**課題一覧:**
(a) 次の(i)〜(iii)の記述が文書抜粋の内容と一致するかを、それぞれ「はい」か「いいえ」で答え、判断の根拠となる箇所を原文のまま引用してください。(i) ジョン・アクトンは19世紀イギリスの歴史家とされている。(ii) 逮捕の決め手は明らかにされている。(iii) 3つの自動車メーカーは5年前に連合体を形成した。
(b) 文書抜粋に基づいて、次の(i)〜(iii)に答えてください。
(i) 一報を知ったときに真っ先に思い浮かべた言葉の、英語の原文は何か。
(ii) ゴーンさんが会長職を兼務していた日本の大手自動車メーカーは何社か。
(iii) 検察の嫌疑は何だとされているか。
(c) 文書抜粋のうち、「これら3つの自動車メーカーは――」から「いわゆる別件逮捕の印象が濃厚です。」までを、両端の語句も含めて一字一句そのまま書き写してください。

**文書抜粋:**
══════════

マル太の『道草日記』

ほぼ毎日更新――

一連の逮捕劇の根っこにあるのは

 きょうも『人間を2つに分ける』の話の続きを述べるつもりでしたが――

 きのうの夕方に飛び込んできた、

 ――カルロス・ゴーン、逮捕!

 のニュースが――
 ちょっと衝撃的でしたので――

 きょうは――
 そのことについて――

 ……

 ……

 一報を知ったとき――
 真っ先に思い浮かべたのは、

 ――絶対的な権力は、絶対的に腐敗する。

 との言葉でした。

 オリジナルは、

 ――Absolute power corrupts absolutely.

 だそうです。
 19世紀イギリスの歴史家ジョン・アクトンの言葉といいます。

 ……

 ……

 カルロス・ゴーンさんは――
 フランスの大手自動車メーカーの最高経営責任者であり、かつ日本の大手自動車メーカー2社の会長職を兼務していました。

 いずれも国際的に名の知れた自動車メーカーです。

 これら3つの自動車メーカーは――
 2年前に、おそらくはゴーンさんが主導して、緩やかな連合体を形成しています。

 その扇の要の役に――
 ゴーンさんは就いていました。

(それで、権力が集中しすぎて、絶対的になってしまった)
 と感じます。

 逮捕の決め手は明らかにはされていません。

 検察の嫌疑は報酬額の虚偽記載だそうですが――
 いわゆる別件逮捕の印象が濃厚です。

 背景に――
 もっと大がかりな醜聞が隠れているのかもしれません。

══════════

**抽出データ:**
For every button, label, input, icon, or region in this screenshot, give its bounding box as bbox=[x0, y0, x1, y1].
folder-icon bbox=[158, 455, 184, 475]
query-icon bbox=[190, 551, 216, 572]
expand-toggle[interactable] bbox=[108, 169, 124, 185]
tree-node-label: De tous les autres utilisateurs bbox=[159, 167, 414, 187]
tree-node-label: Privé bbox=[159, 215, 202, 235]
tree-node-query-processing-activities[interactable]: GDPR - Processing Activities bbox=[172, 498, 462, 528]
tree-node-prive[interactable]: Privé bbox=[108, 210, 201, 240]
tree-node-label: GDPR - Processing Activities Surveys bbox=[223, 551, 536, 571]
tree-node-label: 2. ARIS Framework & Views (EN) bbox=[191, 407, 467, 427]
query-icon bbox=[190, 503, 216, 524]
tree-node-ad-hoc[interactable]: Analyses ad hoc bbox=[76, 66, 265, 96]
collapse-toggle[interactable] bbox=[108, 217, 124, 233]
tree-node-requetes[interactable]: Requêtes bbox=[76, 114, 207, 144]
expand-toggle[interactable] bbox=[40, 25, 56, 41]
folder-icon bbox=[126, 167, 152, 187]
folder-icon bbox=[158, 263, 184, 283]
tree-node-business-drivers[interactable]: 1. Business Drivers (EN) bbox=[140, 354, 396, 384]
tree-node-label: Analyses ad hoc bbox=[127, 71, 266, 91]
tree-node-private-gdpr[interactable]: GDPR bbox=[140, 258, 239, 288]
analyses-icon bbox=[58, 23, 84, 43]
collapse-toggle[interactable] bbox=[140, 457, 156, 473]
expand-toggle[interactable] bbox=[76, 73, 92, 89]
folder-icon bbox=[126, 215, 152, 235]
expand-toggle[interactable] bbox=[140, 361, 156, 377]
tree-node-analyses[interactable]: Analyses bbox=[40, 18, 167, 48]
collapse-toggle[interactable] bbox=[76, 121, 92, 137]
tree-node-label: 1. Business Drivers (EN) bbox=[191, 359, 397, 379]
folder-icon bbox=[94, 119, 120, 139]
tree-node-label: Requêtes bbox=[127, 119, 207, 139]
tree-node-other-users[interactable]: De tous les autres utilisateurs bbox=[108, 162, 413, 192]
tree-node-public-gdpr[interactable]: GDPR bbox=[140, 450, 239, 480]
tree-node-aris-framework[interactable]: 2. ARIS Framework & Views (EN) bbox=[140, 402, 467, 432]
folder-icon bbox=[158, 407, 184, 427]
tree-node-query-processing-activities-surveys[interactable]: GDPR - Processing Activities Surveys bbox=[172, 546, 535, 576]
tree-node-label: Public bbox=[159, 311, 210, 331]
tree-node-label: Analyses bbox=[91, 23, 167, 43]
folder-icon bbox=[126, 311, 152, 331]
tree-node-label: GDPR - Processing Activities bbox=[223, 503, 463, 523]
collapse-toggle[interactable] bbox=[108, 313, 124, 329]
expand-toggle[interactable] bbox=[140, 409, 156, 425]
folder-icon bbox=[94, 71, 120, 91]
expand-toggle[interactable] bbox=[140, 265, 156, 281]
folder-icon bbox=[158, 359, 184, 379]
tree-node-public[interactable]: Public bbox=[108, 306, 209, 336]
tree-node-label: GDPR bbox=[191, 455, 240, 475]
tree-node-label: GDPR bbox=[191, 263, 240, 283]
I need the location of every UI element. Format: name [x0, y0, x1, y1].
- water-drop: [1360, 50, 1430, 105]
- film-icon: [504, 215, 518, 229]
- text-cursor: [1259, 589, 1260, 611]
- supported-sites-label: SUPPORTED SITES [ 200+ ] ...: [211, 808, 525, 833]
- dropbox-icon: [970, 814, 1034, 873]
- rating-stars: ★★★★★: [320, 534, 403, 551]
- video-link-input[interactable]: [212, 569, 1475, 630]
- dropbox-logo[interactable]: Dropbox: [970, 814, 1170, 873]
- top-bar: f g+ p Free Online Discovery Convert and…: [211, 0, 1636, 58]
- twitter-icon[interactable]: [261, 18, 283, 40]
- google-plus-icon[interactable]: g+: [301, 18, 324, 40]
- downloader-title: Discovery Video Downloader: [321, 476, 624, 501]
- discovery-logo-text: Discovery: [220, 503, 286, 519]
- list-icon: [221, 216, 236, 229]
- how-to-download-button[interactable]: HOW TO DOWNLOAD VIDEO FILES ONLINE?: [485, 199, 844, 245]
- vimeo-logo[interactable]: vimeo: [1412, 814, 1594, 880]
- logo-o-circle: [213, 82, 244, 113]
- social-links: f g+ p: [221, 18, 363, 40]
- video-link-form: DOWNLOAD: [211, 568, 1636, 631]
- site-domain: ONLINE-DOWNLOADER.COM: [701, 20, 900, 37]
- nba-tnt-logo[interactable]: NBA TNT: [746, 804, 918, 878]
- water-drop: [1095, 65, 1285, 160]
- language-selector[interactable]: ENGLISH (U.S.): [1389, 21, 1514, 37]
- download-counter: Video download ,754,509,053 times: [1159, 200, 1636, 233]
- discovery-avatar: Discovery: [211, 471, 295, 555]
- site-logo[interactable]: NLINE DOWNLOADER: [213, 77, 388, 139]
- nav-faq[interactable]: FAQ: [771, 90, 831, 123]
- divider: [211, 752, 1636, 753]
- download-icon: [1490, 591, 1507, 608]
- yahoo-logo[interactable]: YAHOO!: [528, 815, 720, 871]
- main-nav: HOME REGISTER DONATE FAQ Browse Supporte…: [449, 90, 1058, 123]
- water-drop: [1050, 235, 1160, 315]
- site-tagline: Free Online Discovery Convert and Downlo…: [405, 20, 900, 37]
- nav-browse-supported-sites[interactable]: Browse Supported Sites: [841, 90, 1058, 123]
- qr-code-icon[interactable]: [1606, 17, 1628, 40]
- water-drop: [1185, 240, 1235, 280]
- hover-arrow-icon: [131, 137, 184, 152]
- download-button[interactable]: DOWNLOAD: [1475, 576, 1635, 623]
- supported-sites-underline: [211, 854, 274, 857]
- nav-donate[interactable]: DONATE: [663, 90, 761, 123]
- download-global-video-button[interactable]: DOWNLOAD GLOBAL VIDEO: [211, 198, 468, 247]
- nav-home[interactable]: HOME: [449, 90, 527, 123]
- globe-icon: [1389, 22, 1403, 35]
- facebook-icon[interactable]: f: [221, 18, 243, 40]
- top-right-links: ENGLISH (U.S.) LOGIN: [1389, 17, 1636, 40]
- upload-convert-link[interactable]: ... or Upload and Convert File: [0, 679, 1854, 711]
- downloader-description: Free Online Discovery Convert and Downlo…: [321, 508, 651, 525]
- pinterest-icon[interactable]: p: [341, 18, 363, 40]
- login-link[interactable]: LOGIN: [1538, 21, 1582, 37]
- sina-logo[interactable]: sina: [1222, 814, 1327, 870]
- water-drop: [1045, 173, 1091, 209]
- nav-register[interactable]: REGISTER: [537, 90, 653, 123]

══════════

**解答一覧:**
(a)
(i) はい。「19世紀イギリスの歴史家ジョン・アクトンの言葉といいます。」
(ii) いいえ。「逮捕の決め手は明らかにはされていません。」
(iii) いいえ。「2年前に、おそらくはゴーンさんが主導して、緩やかな連合体を形成しています。」

(b)
(i) Absolute power corrupts absolutely.
(ii) 2社
(iii) 報酬額の虚偽記載

(c)
これら3つの自動車メーカーは――
 2年前に、おそらくはゴーンさんが主導して、緩やかな連合体を形成しています。

 その扇の要の役に――
 ゴーンさんは就いていました。

(それで、権力が集中しすぎて、絶対的になってしまった)
 と感じます。

 逮捕の決め手は明らかにはされていません。

 検察の嫌疑は報酬額の虚偽記載だそうですが――
 いわゆる別件逮捕の印象が濃厚です。